# Selected passage start

[Wien] regarding exciton binding energies and dielectric constant [updated]

Peter Blaha pblaha at theochem.tuwien.ac.at
Thu Nov 10 15:30:15 CET 2016 

Very good explanation.

So you should probably use SO + mBJ and see what comes out then ....
(you should get again a good band gap, although effective masses are not 
necessarily improved by mBJ ...)

Am 10.11.2016 um 15:24 schrieb John McLeod:
> I have some experience using WIEN2k for metal organic halide perovskites.
>
> PBE without SOC gets the correct band gap for CH3NH3PbI3 (which I assume
> is the compound Dr. Bhamu is studying) because of a "fortuitous" error
> cancellation between using PBE and ignoring SOC. This is reasonably well
> known and has been studied in detail in several manuscripts. SOC+PBE
> results in a significantly underestimated band gap, as one might expect.
>
> I assume Dr. Bhamu is using the calculated low frequency dielectric
> constant (e*), and the calculated effective mass (m*) to estimate the
> binding energy using the simple Mott-Wannier model: E_ex = m*/e^2 (13.6)
> eV .
>
> SOC does modify the shape of the bands near the gamma-point (I believe
> it reduces the effective mass), and SOC also influences the dielectric
> constant. So I think perhaps including SOC and using a scissors
> operation with OPTIC to get the correct band gap may be the most
> straight-forward (if not completely ab initio) method.
>
> Have you looked at F. Brivio, et al., Phys. Rev. B 89 155204 (DOI:
> 10.1103/PhysRevB.89.155204)?
> They go into some detail about different approaches, it may be helpful
> for your present situation.
>
> Regards,
> -John McLeod
>
> So I do not think SOC can be
> On 2016-11-10 10:02 PM, Peter Blaha wrote:
>> I'm not the expert on that topic, but I think you mix up the two
>> dielectric constants, which could be a semantic problem. To compare
>> with a classic experiment, you may need to obtain the ionic
>> contribution to the dielectric constant, which as far as I know can be
>> done using BERRYPI.
>>
>> Other comments:
>> To obtain the "correct" band gap using PBE is very "unusual". For most
>> materials (but of course there could be exemptions) the PBE band gaps
>> should be ~50%  smaller than experiment.
>>
>> Pb ??? this is very "relativistic" ! Did you consider spin-orbit
>> coupling ?
>>
>> And last but not least, I have no idea how you calculate exciton
>> binding energies from a single particle spectrum. We would do this
>> using BSE calculations, but your system is probably too complicated
>> for this.

# Selected passage end
# Data lines start

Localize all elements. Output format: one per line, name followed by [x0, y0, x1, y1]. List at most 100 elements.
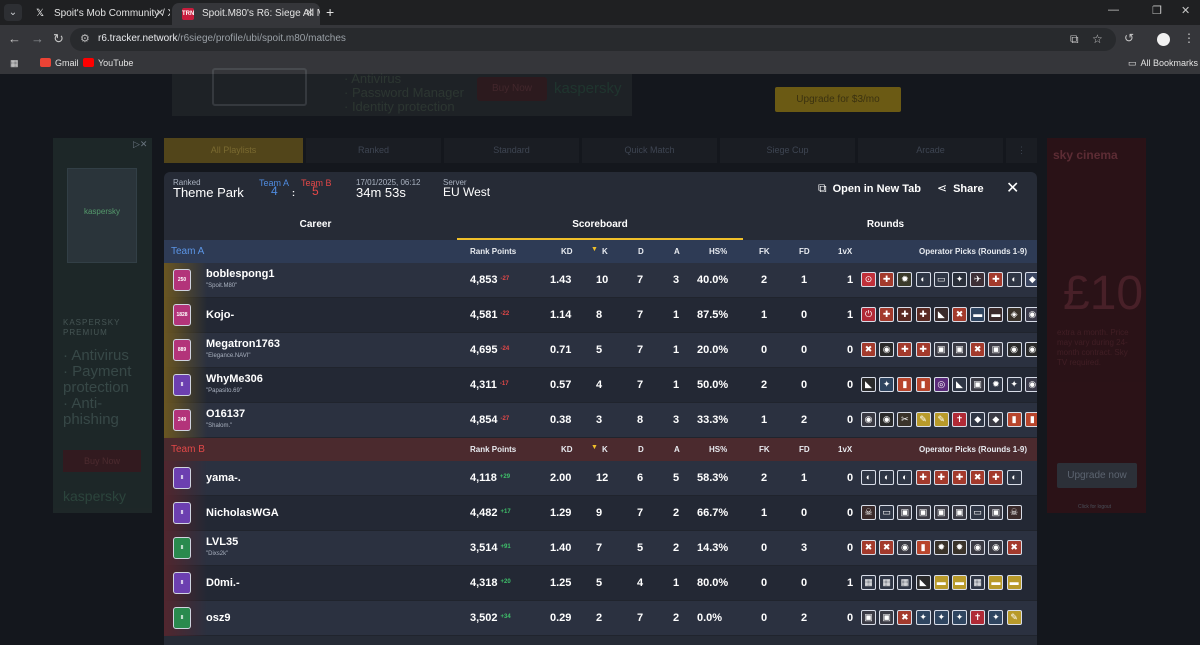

# Data lines end

### Task to carry out
In the thread about exciton binding energies, what tool does Peter Blaha name for obtaining the ionic contribution to the dielectric constant? Rely only on the thread about exciton binding energies, not the listing.

### Answer to the problem
BERRYPI